• What needs to be done:
Scan the data for "влагалища" and copy the lines it appears in.

• Excerpted records:

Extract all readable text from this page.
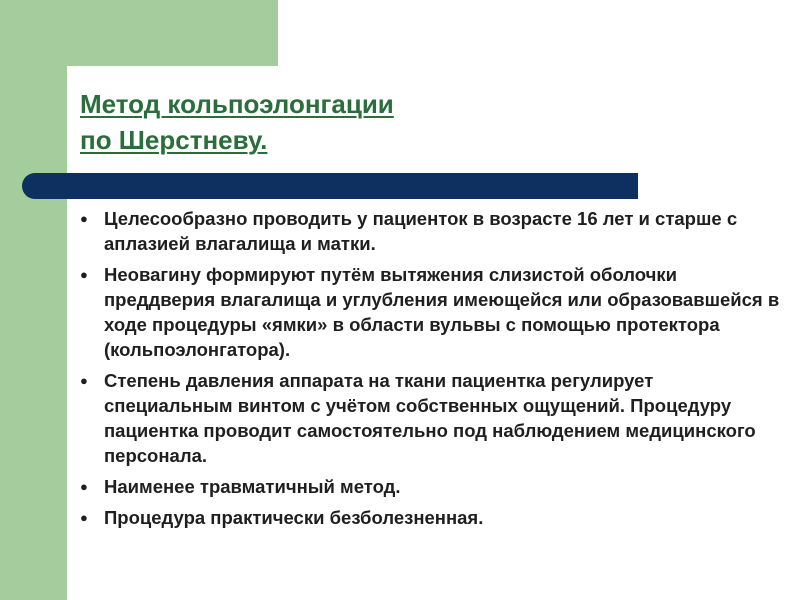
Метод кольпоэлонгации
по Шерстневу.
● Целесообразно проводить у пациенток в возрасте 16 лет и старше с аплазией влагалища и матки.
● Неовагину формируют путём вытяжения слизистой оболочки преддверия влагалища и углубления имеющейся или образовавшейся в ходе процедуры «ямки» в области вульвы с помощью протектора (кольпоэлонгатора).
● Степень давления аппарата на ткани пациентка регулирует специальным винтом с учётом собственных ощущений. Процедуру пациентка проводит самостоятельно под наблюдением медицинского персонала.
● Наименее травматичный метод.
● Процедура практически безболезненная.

---

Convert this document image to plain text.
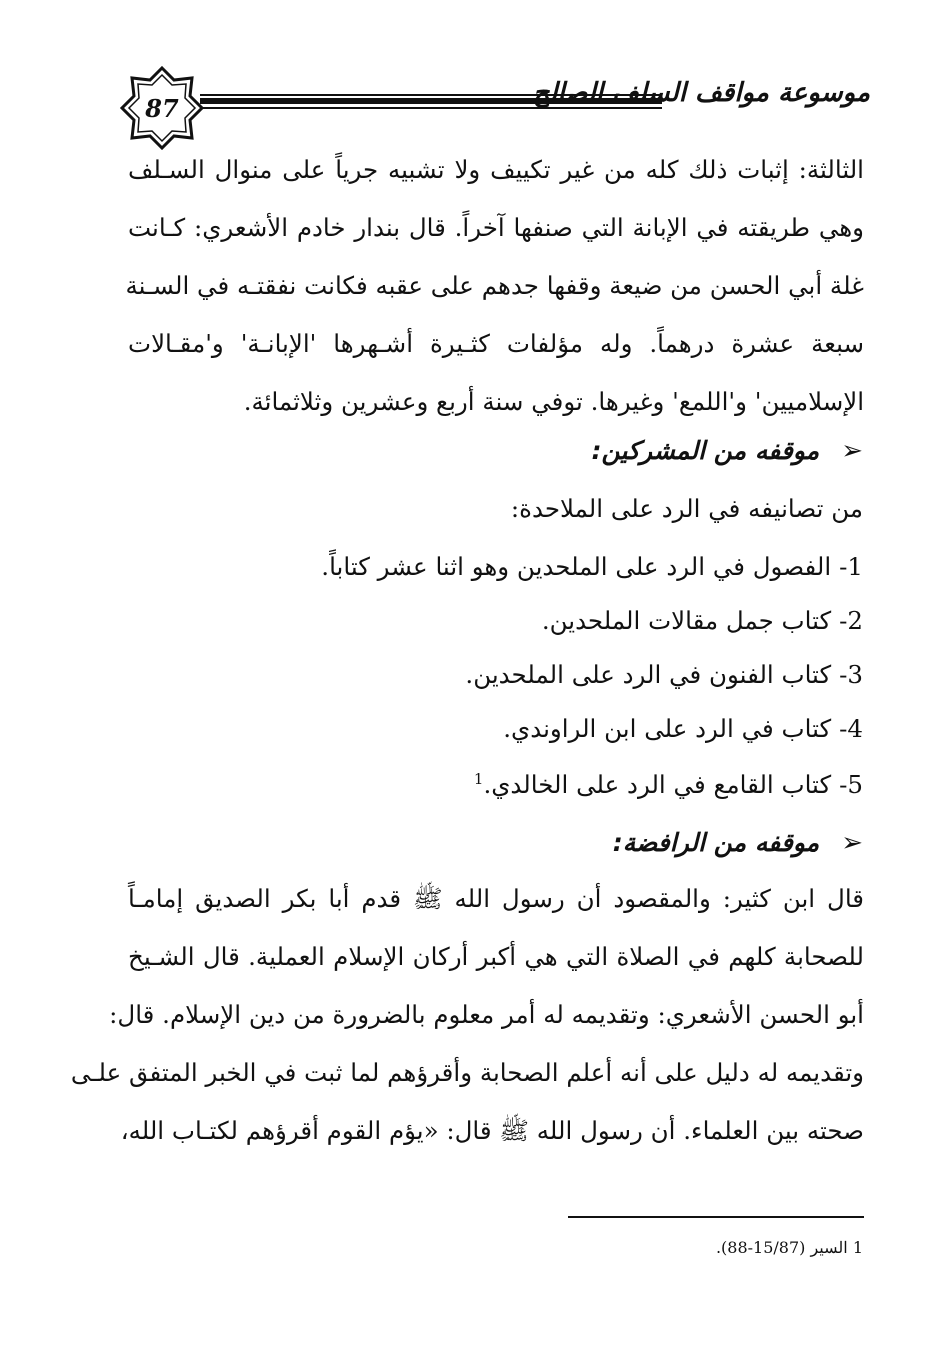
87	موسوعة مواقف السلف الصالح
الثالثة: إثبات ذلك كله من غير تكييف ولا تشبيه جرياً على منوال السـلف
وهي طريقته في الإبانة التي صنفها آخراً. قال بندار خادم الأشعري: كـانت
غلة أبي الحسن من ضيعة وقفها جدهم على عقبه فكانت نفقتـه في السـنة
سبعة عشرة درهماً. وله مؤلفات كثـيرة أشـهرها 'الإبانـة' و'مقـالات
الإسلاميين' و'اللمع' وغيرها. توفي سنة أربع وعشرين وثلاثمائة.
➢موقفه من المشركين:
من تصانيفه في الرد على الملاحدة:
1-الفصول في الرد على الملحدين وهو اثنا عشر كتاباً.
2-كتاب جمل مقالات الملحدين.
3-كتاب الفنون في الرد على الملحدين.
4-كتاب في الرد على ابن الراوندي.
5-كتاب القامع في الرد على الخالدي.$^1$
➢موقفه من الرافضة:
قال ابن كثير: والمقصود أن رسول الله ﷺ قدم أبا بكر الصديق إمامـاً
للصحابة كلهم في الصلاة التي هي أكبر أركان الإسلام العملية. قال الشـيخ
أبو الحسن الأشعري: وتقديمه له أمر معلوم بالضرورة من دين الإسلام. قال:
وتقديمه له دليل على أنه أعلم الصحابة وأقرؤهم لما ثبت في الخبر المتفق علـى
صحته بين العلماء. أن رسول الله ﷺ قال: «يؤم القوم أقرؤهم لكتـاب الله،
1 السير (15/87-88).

==

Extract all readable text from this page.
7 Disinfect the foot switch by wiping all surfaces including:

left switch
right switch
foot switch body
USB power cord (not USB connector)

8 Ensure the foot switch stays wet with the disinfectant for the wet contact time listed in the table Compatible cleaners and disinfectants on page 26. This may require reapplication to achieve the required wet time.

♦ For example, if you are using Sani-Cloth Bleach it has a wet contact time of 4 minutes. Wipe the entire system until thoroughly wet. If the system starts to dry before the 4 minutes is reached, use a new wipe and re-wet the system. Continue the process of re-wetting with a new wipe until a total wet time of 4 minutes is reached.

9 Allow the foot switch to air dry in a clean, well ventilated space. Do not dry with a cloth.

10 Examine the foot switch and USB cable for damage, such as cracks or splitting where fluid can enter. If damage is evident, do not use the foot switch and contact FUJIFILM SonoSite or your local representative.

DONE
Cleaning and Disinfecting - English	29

• Finished answer:
● Целесообразно проводить у пациенток в возрасте 16 лет и старше с аплазией влагалища и матки.
● Неовагину формируют путём вытяжения слизистой оболочки преддверия влагалища и углубления имеющейся или образовавшейся в ходе процедуры «ямки» в области вульвы с помощью протектора (кольпоэлонгатора).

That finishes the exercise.